Records excerpted from a collection
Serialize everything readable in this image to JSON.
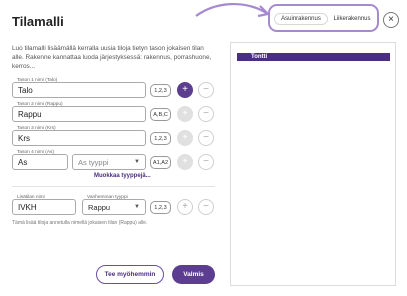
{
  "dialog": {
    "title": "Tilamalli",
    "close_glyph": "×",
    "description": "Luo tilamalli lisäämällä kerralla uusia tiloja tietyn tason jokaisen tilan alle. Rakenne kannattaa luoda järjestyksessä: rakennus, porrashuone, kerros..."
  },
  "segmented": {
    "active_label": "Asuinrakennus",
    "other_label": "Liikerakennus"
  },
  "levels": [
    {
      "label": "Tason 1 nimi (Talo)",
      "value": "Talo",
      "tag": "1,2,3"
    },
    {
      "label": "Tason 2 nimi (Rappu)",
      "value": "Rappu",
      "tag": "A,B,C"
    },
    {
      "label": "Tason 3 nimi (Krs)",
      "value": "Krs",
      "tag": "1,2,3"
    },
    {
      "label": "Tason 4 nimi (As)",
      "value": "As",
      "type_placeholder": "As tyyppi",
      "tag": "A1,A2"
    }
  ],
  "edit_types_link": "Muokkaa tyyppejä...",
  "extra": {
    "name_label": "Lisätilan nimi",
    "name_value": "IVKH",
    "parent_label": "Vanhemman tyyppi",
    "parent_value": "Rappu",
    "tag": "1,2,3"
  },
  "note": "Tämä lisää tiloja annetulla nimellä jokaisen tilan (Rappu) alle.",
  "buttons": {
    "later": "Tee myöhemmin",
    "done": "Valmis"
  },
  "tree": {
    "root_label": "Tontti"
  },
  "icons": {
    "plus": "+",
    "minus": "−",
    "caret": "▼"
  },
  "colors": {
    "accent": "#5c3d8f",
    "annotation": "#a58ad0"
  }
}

#### WHAT TO WORK ON
Extract all the entries word for word; omit any pictures.

#### SOLUTION TO THE PROBLEM
Serialize everything readable in this image to JSON.
{
  "dialog": {
    "title": "Tilamalli",
    "close_glyph": "×",
    "description": "Luo tilamalli lisäämällä kerralla uusia tiloja tietyn tason jokaisen tilan alle. Rakenne kannattaa luoda järjestyksessä: rakennus, porrashuone, kerros..."
  },
  "segmented": {
    "active_label": "Asuinrakennus",
    "other_label": "Liikerakennus"
  },
  "levels": [
    {
      "label": "Tason 1 nimi (Talo)",
      "value": "Talo",
      "tag": "1,2,3"
    },
    {
      "label": "Tason 2 nimi (Rappu)",
      "value": "Rappu",
      "tag": "A,B,C"
    },
    {
      "label": "Tason 3 nimi (Krs)",
      "value": "Krs",
      "tag": "1,2,3"
    },
    {
      "label": "Tason 4 nimi (As)",
      "value": "As",
      "type_placeholder": "As tyyppi",
      "tag": "A1,A2"
    }
  ],
  "edit_types_link": "Muokkaa tyyppejä...",
  "extra": {
    "name_label": "Lisätilan nimi",
    "name_value": "IVKH",
    "parent_label": "Vanhemman tyyppi",
    "parent_value": "Rappu",
    "tag": "1,2,3"
  },
  "note": "Tämä lisää tiloja annetulla nimellä jokaisen tilan (Rappu) alle.",
  "buttons": {
    "later": "Tee myöhemmin",
    "done": "Valmis"
  },
  "tree": {
    "root_label": "Tontti"
  },
  "icons": {
    "plus": "+",
    "minus": "−",
    "caret": "▼"
  },
  "colors": {
    "accent": "#5c3d8f",
    "annotation": "#a58ad0"
  }
}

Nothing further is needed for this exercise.